> [What you will do]:
Output the data as a Markdown table with the columns Row and Line, one numbered row per line and blank lines left out. Begin at the line that has "marker-triangle-7a: 7 xyxy=(406,534,422,553)" and stop after the line that has "part-53301[interactable]: 53301 xyxy=(414,9,454,24)".

> [Data section]:
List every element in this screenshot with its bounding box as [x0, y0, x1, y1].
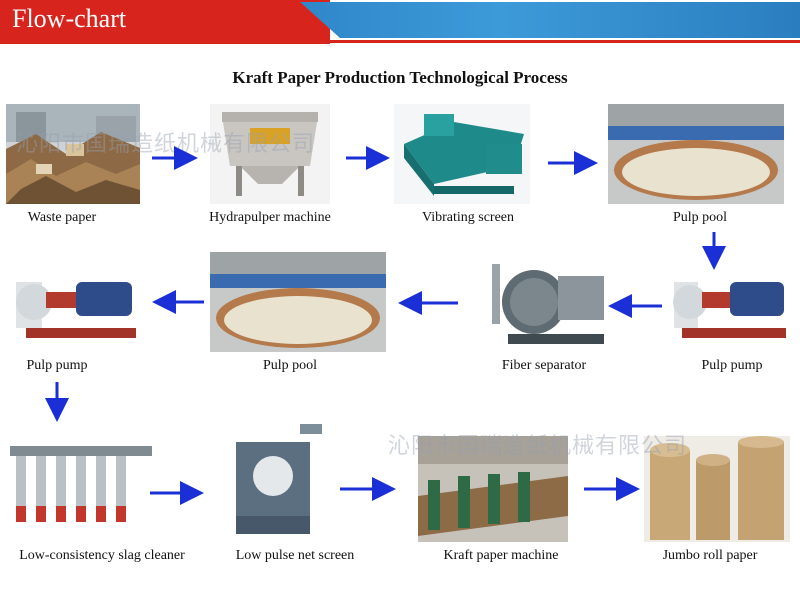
header-red-tab — [0, 0, 330, 44]
pulp-pump-image-1 — [6, 262, 148, 352]
diagram-title: Kraft Paper Production Technological Pro… — [232, 68, 568, 87]
hydrapulper-image — [210, 104, 330, 204]
step-label: Low pulse net screen — [235, 548, 355, 563]
header-title: Flow-chart — [12, 4, 127, 33]
step-label: Pulp pool — [672, 210, 728, 225]
step-label: Fiber separator — [501, 358, 587, 373]
pulp-pool-image-2 — [210, 252, 386, 352]
waste-paper-image — [6, 104, 140, 204]
header-bar: Flow-chart — [0, 0, 800, 44]
pulse-net-screen-image — [212, 420, 328, 542]
kraft-paper-machine-image — [418, 436, 568, 542]
pulp-pool-image-1 — [608, 104, 784, 204]
step-label: Pulp pump — [26, 358, 88, 373]
watermark-top: 沁阳市国瑞造纸机械有限公司 — [16, 132, 316, 157]
step-label: Hydrapulper machine — [209, 210, 331, 225]
step-label: Vibrating screen — [421, 210, 515, 225]
slag-cleaner-image — [6, 436, 156, 540]
header-blue-band — [300, 2, 800, 38]
step-label: Pulp pump — [701, 358, 763, 373]
header-divider — [0, 40, 800, 43]
step-label: Pulp pool — [262, 358, 318, 373]
step-label: Jumbo roll paper — [662, 548, 758, 563]
watermark-bottom: 沁阳市国瑞造纸机械有限公司 — [388, 434, 688, 459]
step-label: Low-consistency slag cleaner — [19, 548, 185, 563]
pulp-pump-image-2 — [666, 262, 796, 352]
vibrating-screen-image — [394, 104, 530, 204]
fiber-separator-image — [480, 256, 612, 352]
jumbo-roll-paper-image — [644, 436, 790, 542]
step-label: Kraft paper machine — [443, 548, 559, 563]
step-label: Waste paper — [27, 210, 97, 225]
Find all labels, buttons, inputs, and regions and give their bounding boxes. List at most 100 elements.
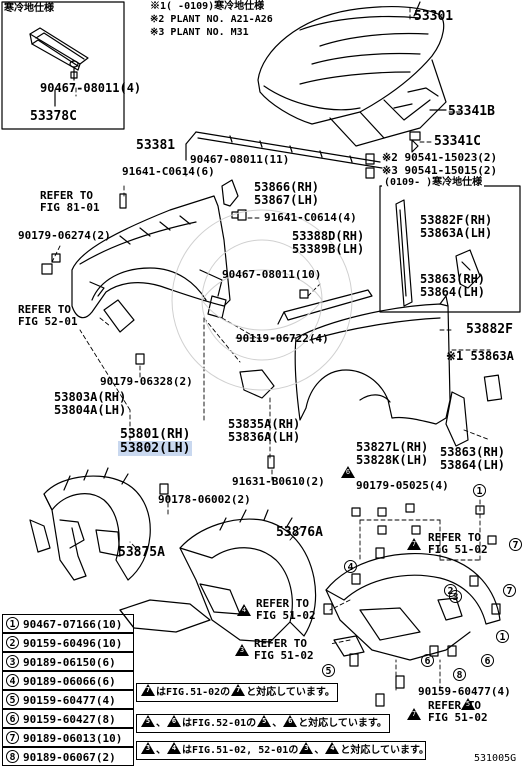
marker-triangle-7a: 7 xyxy=(406,534,422,553)
part-90179-06328[interactable]: 90179-06328(2) xyxy=(100,375,193,388)
legend-code-2: 90159-60496(10) xyxy=(23,637,123,650)
refer-fig51d-line2[interactable]: FIG 51-02 xyxy=(256,609,316,622)
refer-fig51e-line1[interactable]: REFER TO xyxy=(254,637,307,650)
part-53389b[interactable]: 53389B(LH) xyxy=(292,242,365,256)
part-90467-08011-10[interactable]: 90467-08011(10) xyxy=(222,268,322,281)
part-53301[interactable]: 53301 xyxy=(414,9,454,24)
marker-circle-1b: 1 xyxy=(496,630,509,643)
part-53341b[interactable]: 53341B xyxy=(448,104,495,119)
refer-fig51e-line2[interactable]: FIG 51-02 xyxy=(254,649,314,662)
legend-num-6: 6 xyxy=(6,712,19,725)
part-53378c[interactable]: 53378C xyxy=(30,109,77,124)
part-53803a[interactable]: 53803A(RH) xyxy=(54,390,127,404)
marker-circle-3: 3 xyxy=(449,590,462,603)
part-53875a[interactable]: 53875A xyxy=(118,545,165,560)
small-brackets-drawing xyxy=(41,179,469,495)
box-right-title: (0109- )寒冷地仕様 xyxy=(382,177,485,188)
part-91641-c0614-4[interactable]: 91641-C0614(4) xyxy=(264,211,357,224)
part-53882f[interactable]: 53882F xyxy=(466,322,513,337)
watermark-emblem xyxy=(171,209,353,391)
legend-row-4[interactable]: 4 90189-06066(6) xyxy=(2,671,134,690)
part-90178-06002[interactable]: 90178-06002(2) xyxy=(158,493,251,506)
refer-fig51f-line2[interactable]: FIG 51-02 xyxy=(428,711,488,724)
part-53341c[interactable]: 53341C xyxy=(434,134,481,149)
note-2: ※2 PLANT NO. A21-A26 xyxy=(150,14,273,25)
marker-circle-4: 4 xyxy=(344,560,357,573)
marker-circle-7a: 7 xyxy=(509,538,522,551)
side-panel-drawing xyxy=(294,295,503,425)
part-90467-08011-11[interactable]: 90467-08011(11) xyxy=(190,153,290,166)
part-90119-06722[interactable]: 90119-06722(4) xyxy=(236,332,329,345)
legend-row-1[interactable]: 1 90467-07166(10) xyxy=(2,614,134,633)
legend-code-7: 90189-06013(10) xyxy=(23,732,123,745)
marker-circle-6a: 6 xyxy=(481,654,494,667)
part-53863-rh[interactable]: 53863(RH) xyxy=(420,272,486,286)
marker-triangle-3: 3 xyxy=(234,640,250,659)
part-90179-06274[interactable]: 90179-06274(2) xyxy=(18,229,111,242)
part-90541-15023[interactable]: ※2 90541-15023(2) xyxy=(382,151,498,164)
legend-row-3[interactable]: 3 90189-06150(6) xyxy=(2,652,134,671)
part-53802-highlighted[interactable]: 53802(LH) xyxy=(118,441,193,456)
part-53864-lh[interactable]: 53864(LH) xyxy=(420,285,486,299)
fender-liner-53876a-drawing xyxy=(119,509,317,643)
part-53876a[interactable]: 53876A xyxy=(276,525,323,540)
part-53863a-note1[interactable]: ※1 53863A xyxy=(446,349,514,363)
part-53828k[interactable]: 53828K(LH) xyxy=(356,453,429,467)
refer-fig51c-line1[interactable]: REFER TO xyxy=(428,531,481,544)
refer-fig51c-line2[interactable]: FIG 51-02 xyxy=(428,543,488,556)
part-53801[interactable]: 53801(RH) xyxy=(120,427,191,442)
part-53835a[interactable]: 53835A(RH) xyxy=(228,417,301,431)
part-90179-05025[interactable]: 90179-05025(4) xyxy=(356,479,449,492)
part-90467-08011-4[interactable]: 90467-08011(4) xyxy=(40,81,142,95)
refer-fig52a-line2[interactable]: FIG 52-01 xyxy=(18,315,78,328)
rear-liner-drawing xyxy=(325,553,501,661)
hood-clips-drawing xyxy=(365,131,421,179)
bracket-53378c-drawing xyxy=(29,27,89,107)
part-53863a-lh[interactable]: 53863A(LH) xyxy=(420,226,493,240)
legend-row-6[interactable]: 6 90159-60427(8) xyxy=(2,709,134,728)
marker-circle-1: 1 xyxy=(473,484,486,497)
legend-num-4: 4 xyxy=(6,674,19,687)
part-91631-b0610[interactable]: 91631-B0610(2) xyxy=(232,475,325,488)
refer-fig51f-line1[interactable]: REFER TO xyxy=(428,699,481,712)
legend-num-2: 2 xyxy=(6,636,19,649)
legend-row-5[interactable]: 5 90159-60477(4) xyxy=(2,690,134,709)
legend-row-8[interactable]: 8 90189-06067(2) xyxy=(2,747,134,766)
molding-53388d-drawing xyxy=(277,289,373,325)
legend-code-1: 90467-07166(10) xyxy=(23,618,123,631)
marker-triangle-7b: 7 xyxy=(406,704,422,723)
refer-fig52a-line1[interactable]: REFER TO xyxy=(18,303,71,316)
part-53863-rh2[interactable]: 53863(RH) xyxy=(440,445,506,459)
front-fender-drawing xyxy=(71,195,231,333)
marker-circle-8: 8 xyxy=(453,668,466,681)
legend-code-6: 90159-60427(8) xyxy=(23,713,116,726)
legend-row-7[interactable]: 7 90189-06013(10) xyxy=(2,728,134,747)
part-53804a[interactable]: 53804A(LH) xyxy=(54,403,127,417)
note-1: ※1( -0109)寒冷地仕様 xyxy=(150,1,265,12)
part-53882f-rh[interactable]: 53882F(RH) xyxy=(420,213,493,227)
marker-circle-6b: 6 xyxy=(421,654,434,667)
legend-code-8: 90189-06067(2) xyxy=(23,751,116,764)
part-90541-15015[interactable]: ※3 90541-15015(2) xyxy=(382,164,498,177)
part-53864-lh2[interactable]: 53864(LH) xyxy=(440,458,506,472)
legend-num-3: 3 xyxy=(6,655,19,668)
marker-triangle-4: 4 xyxy=(236,600,252,619)
leader-lines xyxy=(51,7,491,691)
part-53827l[interactable]: 53827L(RH) xyxy=(356,440,429,454)
part-90159-60477-4[interactable]: 90159-60477(4) xyxy=(418,685,511,698)
refer-fig51d-line1[interactable]: REFER TO xyxy=(256,597,309,610)
refer-fig81-line1[interactable]: REFER TO xyxy=(40,189,93,202)
part-53388d[interactable]: 53388D(RH) xyxy=(292,229,365,243)
part-91641-c0614-6[interactable]: 91641-C0614(6) xyxy=(122,165,215,178)
part-53381[interactable]: 53381 xyxy=(136,138,176,153)
marker-triangle-6: 6 xyxy=(340,462,356,481)
part-53836a[interactable]: 53836A(LH) xyxy=(228,430,301,444)
refer-fig81-line2[interactable]: FIG 81-01 xyxy=(40,201,100,214)
part-53866[interactable]: 53866(RH) xyxy=(254,180,320,194)
part-53867[interactable]: 53867(LH) xyxy=(254,193,320,207)
legend-row-2[interactable]: 2 90159-60496(10) xyxy=(2,633,134,652)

> [Finished answer]:
| Row | Line |
|---|---|
| 1 | marker-triangle-7a: 7 xyxy=(406,534,422,553) |
| 2 | part-90179-06328[interactable]: 90179-06328(2) xyxy=(100,375,193,388) |
| 3 | legend-code-2: 90159-60496(10) xyxy=(23,637,123,650) |
| 4 | refer-fig51d-line2[interactable]: FIG 51-02 xyxy=(256,609,316,622) |
| 5 | refer-fig51e-line1[interactable]: REFER TO xyxy=(254,637,307,650) |
| 6 | part-53389b[interactable]: 53389B(LH) xyxy=(292,242,365,256) |
| 7 | part-90467-08011-10[interactable]: 90467-08011(10) xyxy=(222,268,322,281) |
| 8 | part-53301[interactable]: 53301 xyxy=(414,9,454,24) |